═══ EXTRACTED INFORMATION

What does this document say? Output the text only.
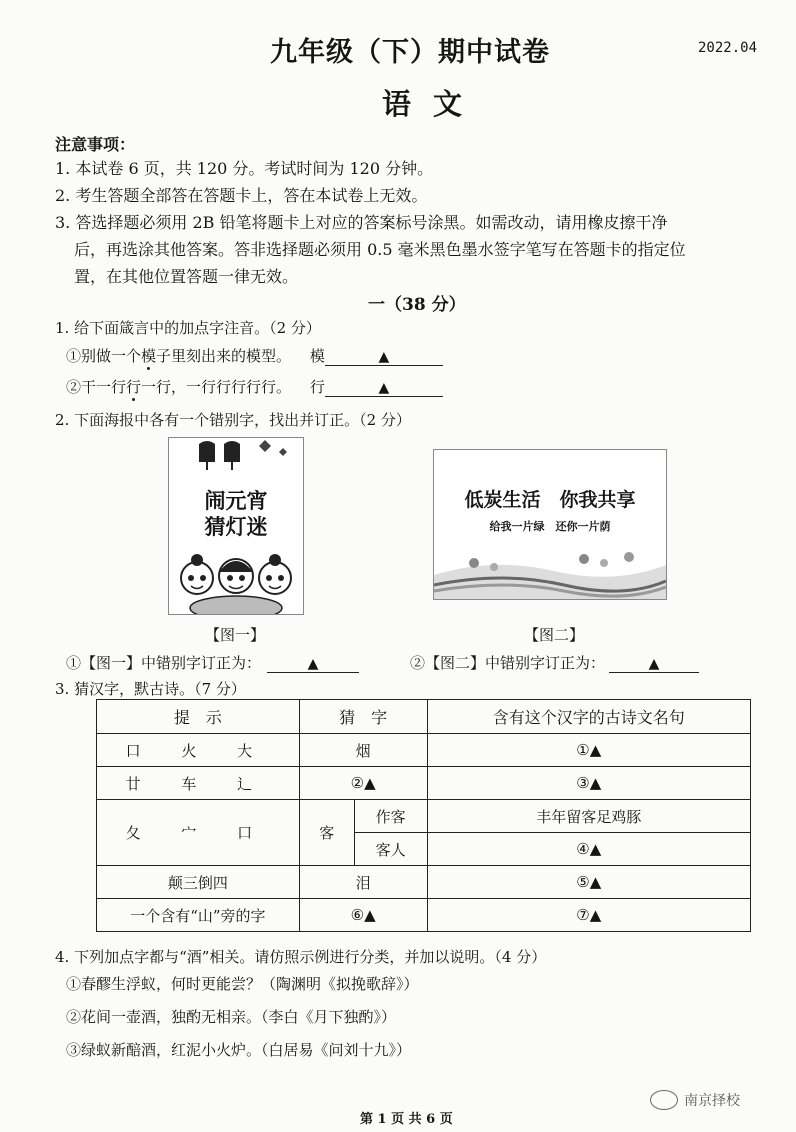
九年级（下）期中试卷	2022.04
语文
注意事项：
1. 本试卷 6 页，共 120 分。考试时间为 120 分钟。
2. 考生答题全部答在答题卡上，答在本试卷上无效。
3. 答选择题必须用 2B 铅笔将题卡上对应的答案标号涂黑。如需改动，请用橡皮擦干净
后，再选涂其他答案。答非选择题必须用 0.5 毫米黑色墨水签字笔写在答题卡的指定位
置，在其他位置答题一律无效。
一（38 分）
1. 给下面箴言中的加点字注音。（2 分）
①别做一个模子里刻出来的模型。 模	▲
②干一行行一行，一行行行行行。 行	▲
2. 下面海报中各有一个错别字，找出并订正。（2 分）
闹元宵
猜灯迷
低炭生活　你我共享
给我一片绿　还你一片荫
【图一】	【图二】
①【图一】中错别字订正为：	▲	②【图二】中错别字订正为：	▲
3. 猜汉字，默古诗。（7 分）
提　示	猜　字		含有这个汉字的古诗文名句
口 火 大	烟		①▲
廿 车 辶	②▲		③▲
夂 宀 口	客	作客	丰年留客足鸡豚
		客人	④▲
颠三倒四	泪		⑤▲
一个含有“山”旁的字	⑥▲		⑦▲
4. 下列加点字都与“酒”相关。请仿照示例进行分类，并加以说明。（4 分）
①春醪生浮蚁，何时更能尝？（陶渊明《拟挽歌辞》）
②花间一壶酒，独酌无相亲。（李白《月下独酌》）
③绿蚁新醅酒，红泥小火炉。（白居易《问刘十九》）
第 1 页 共 6 页
南京择校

══════

Every record above should be written out again exactly; the pictures stay out of the copy.

CORRECT OUTPUT:
What does this document say? Output the text only.
九年级（下）期中试卷	2022.04
语文
注意事项：
1. 本试卷 6 页，共 120 分。考试时间为 120 分钟。
2. 考生答题全部答在答题卡上，答在本试卷上无效。
3. 答选择题必须用 2B 铅笔将题卡上对应的答案标号涂黑。如需改动，请用橡皮擦干净
后，再选涂其他答案。答非选择题必须用 0.5 毫米黑色墨水签字笔写在答题卡的指定位
置，在其他位置答题一律无效。
一（38 分）
1. 给下面箴言中的加点字注音。（2 分）
①别做一个模子里刻出来的模型。 模	▲
②干一行行一行，一行行行行行。 行	▲
2. 下面海报中各有一个错别字，找出并订正。（2 分）
闹元宵
猜灯迷
低炭生活　你我共享
给我一片绿　还你一片荫
【图一】	【图二】
①【图一】中错别字订正为：	▲	②【图二】中错别字订正为：	▲
3. 猜汉字，默古诗。（7 分）
提　示	猜　字		含有这个汉字的古诗文名句
口 火 大	烟		①▲
廿 车 辶	②▲		③▲
夂 宀 口	客	作客	丰年留客足鸡豚
		客人	④▲
颠三倒四	泪		⑤▲
一个含有“山”旁的字	⑥▲		⑦▲
4. 下列加点字都与“酒”相关。请仿照示例进行分类，并加以说明。（4 分）
①春醪生浮蚁，何时更能尝？（陶渊明《拟挽歌辞》）
②花间一壶酒，独酌无相亲。（李白《月下独酌》）
③绿蚁新醅酒，红泥小火炉。（白居易《问刘十九》）
第 1 页 共 6 页
南京择校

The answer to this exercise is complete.